→ **WRITTEN INSTRUCTION**
Report how many lines include the word "this", and nothing besides that number.

(Records from a collection)
○ ○ ○ ○ ○ ○ ○

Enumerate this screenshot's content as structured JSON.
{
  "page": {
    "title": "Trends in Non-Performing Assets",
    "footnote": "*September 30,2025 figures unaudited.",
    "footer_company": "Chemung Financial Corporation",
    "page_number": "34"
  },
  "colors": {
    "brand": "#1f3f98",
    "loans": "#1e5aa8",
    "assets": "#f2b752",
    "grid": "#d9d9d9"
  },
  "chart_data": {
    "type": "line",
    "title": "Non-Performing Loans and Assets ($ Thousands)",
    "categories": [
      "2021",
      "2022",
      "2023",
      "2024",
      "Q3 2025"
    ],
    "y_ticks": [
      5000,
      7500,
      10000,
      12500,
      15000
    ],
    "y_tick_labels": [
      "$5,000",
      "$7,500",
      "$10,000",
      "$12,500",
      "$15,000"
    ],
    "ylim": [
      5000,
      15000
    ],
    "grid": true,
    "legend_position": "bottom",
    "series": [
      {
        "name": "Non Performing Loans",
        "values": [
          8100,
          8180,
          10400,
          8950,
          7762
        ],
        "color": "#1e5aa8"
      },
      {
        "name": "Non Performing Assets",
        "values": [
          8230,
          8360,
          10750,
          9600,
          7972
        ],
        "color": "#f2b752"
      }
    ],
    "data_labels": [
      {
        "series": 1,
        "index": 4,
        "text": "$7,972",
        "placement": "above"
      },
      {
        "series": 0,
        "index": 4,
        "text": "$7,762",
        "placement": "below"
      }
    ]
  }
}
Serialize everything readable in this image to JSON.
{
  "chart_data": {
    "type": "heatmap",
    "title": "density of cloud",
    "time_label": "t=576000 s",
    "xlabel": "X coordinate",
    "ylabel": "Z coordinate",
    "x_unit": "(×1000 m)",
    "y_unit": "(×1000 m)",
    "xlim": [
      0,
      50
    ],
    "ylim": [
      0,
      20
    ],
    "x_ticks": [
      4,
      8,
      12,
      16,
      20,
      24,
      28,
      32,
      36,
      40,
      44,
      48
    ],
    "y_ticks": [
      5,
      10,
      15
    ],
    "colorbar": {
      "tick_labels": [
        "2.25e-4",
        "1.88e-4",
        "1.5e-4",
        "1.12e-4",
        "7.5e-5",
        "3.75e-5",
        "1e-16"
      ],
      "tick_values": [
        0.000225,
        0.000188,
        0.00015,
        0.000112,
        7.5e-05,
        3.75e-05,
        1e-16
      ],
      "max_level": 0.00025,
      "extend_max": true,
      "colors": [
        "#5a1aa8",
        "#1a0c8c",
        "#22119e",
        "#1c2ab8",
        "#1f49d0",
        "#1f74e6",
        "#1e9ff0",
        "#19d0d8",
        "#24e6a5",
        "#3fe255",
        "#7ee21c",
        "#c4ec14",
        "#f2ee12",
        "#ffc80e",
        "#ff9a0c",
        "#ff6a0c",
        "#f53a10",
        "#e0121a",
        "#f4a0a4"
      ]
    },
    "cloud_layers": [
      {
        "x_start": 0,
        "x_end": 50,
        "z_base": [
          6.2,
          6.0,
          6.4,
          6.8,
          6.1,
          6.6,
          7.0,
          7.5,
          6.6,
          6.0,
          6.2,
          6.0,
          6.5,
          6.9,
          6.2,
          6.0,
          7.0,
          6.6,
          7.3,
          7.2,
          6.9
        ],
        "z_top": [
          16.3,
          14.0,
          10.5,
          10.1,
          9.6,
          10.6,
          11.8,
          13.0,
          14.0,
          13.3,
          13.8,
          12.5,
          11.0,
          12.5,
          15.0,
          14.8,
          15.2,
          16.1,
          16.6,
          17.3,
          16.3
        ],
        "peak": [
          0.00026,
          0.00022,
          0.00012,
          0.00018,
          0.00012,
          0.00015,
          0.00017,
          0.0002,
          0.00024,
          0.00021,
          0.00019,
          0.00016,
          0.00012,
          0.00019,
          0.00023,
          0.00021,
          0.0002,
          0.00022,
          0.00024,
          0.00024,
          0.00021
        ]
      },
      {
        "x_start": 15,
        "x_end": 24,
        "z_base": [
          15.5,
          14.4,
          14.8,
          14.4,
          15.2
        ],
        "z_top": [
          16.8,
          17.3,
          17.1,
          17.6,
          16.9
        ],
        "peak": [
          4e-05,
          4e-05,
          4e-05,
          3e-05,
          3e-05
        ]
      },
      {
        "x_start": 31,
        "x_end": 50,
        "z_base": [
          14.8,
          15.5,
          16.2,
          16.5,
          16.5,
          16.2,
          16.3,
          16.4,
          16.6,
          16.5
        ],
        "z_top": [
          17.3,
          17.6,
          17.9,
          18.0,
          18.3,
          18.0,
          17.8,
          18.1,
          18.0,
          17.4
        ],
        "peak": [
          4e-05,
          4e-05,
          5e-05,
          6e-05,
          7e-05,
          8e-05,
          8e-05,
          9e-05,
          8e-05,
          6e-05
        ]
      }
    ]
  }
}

○ ○ ○ ○ ○ ○ ○

→ **ANSWER TO THE TASK**
2